▶ [Aim]:
Return the listing below in full, with every line exactly as it is.

▶ [Extracted information]:
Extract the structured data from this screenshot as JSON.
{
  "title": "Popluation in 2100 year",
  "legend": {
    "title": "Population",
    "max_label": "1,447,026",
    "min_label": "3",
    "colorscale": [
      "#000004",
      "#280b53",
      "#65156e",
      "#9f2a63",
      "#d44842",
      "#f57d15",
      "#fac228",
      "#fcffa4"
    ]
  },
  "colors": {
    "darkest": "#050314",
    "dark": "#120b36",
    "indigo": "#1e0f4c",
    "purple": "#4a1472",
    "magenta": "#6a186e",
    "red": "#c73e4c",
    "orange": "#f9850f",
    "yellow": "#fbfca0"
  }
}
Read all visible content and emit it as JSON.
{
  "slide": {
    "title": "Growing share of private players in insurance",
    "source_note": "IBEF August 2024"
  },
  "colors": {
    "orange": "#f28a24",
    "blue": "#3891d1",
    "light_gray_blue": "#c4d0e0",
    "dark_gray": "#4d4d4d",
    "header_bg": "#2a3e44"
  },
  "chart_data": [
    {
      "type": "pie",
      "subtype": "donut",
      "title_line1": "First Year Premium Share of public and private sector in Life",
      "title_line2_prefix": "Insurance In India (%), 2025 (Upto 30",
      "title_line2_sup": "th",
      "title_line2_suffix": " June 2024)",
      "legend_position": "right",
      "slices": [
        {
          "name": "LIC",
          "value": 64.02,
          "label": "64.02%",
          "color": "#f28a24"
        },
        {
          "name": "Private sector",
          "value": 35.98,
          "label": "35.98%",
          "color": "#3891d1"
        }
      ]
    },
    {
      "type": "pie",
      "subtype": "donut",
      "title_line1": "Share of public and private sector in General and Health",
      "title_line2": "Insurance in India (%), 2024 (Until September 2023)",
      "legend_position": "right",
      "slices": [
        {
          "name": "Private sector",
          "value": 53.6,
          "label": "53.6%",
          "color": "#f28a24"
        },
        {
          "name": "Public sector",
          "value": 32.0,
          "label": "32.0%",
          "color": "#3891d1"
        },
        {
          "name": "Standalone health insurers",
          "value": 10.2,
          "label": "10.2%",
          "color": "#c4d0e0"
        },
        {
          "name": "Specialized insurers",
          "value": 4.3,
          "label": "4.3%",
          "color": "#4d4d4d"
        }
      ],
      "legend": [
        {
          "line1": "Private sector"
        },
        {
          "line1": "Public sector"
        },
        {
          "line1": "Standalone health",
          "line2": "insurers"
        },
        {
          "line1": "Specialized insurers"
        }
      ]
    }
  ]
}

▶ [Full solution]:
Extract the structured data from this screenshot as JSON.
{
  "title": "Popluation in 2100 year",
  "legend": {
    "title": "Population",
    "max_label": "1,447,026",
    "min_label": "3",
    "colorscale": [
      "#000004",
      "#280b53",
      "#65156e",
      "#9f2a63",
      "#d44842",
      "#f57d15",
      "#fac228",
      "#fcffa4"
    ]
  },
  "colors": {
    "darkest": "#050314",
    "dark": "#120b36",
    "indigo": "#1e0f4c",
    "purple": "#4a1472",
    "magenta": "#6a186e",
    "red": "#c73e4c",
    "orange": "#f9850f",
    "yellow": "#fbfca0"
  }
}
Read all visible content and emit it as JSON.
{
  "slide": {
    "title": "Growing share of private players in insurance",
    "source_note": "IBEF August 2024"
  },
  "colors": {
    "orange": "#f28a24",
    "blue": "#3891d1",
    "light_gray_blue": "#c4d0e0",
    "dark_gray": "#4d4d4d",
    "header_bg": "#2a3e44"
  },
  "chart_data": [
    {
      "type": "pie",
      "subtype": "donut",
      "title_line1": "First Year Premium Share of public and private sector in Life",
      "title_line2_prefix": "Insurance In India (%), 2025 (Upto 30",
      "title_line2_sup": "th",
      "title_line2_suffix": " June 2024)",
      "legend_position": "right",
      "slices": [
        {
          "name": "LIC",
          "value": 64.02,
          "label": "64.02%",
          "color": "#f28a24"
        },
        {
          "name": "Private sector",
          "value": 35.98,
          "label": "35.98%",
          "color": "#3891d1"
        }
      ]
    },
    {
      "type": "pie",
      "subtype": "donut",
      "title_line1": "Share of public and private sector in General and Health",
      "title_line2": "Insurance in India (%), 2024 (Until September 2023)",
      "legend_position": "right",
      "slices": [
        {
          "name": "Private sector",
          "value": 53.6,
          "label": "53.6%",
          "color": "#f28a24"
        },
        {
          "name": "Public sector",
          "value": 32.0,
          "label": "32.0%",
          "color": "#3891d1"
        },
        {
          "name": "Standalone health insurers",
          "value": 10.2,
          "label": "10.2%",
          "color": "#c4d0e0"
        },
        {
          "name": "Specialized insurers",
          "value": 4.3,
          "label": "4.3%",
          "color": "#4d4d4d"
        }
      ],
      "legend": [
        {
          "line1": "Private sector"
        },
        {
          "line1": "Public sector"
        },
        {
          "line1": "Standalone health",
          "line2": "insurers"
        },
        {
          "line1": "Specialized insurers"
        }
      ]
    }
  ]
}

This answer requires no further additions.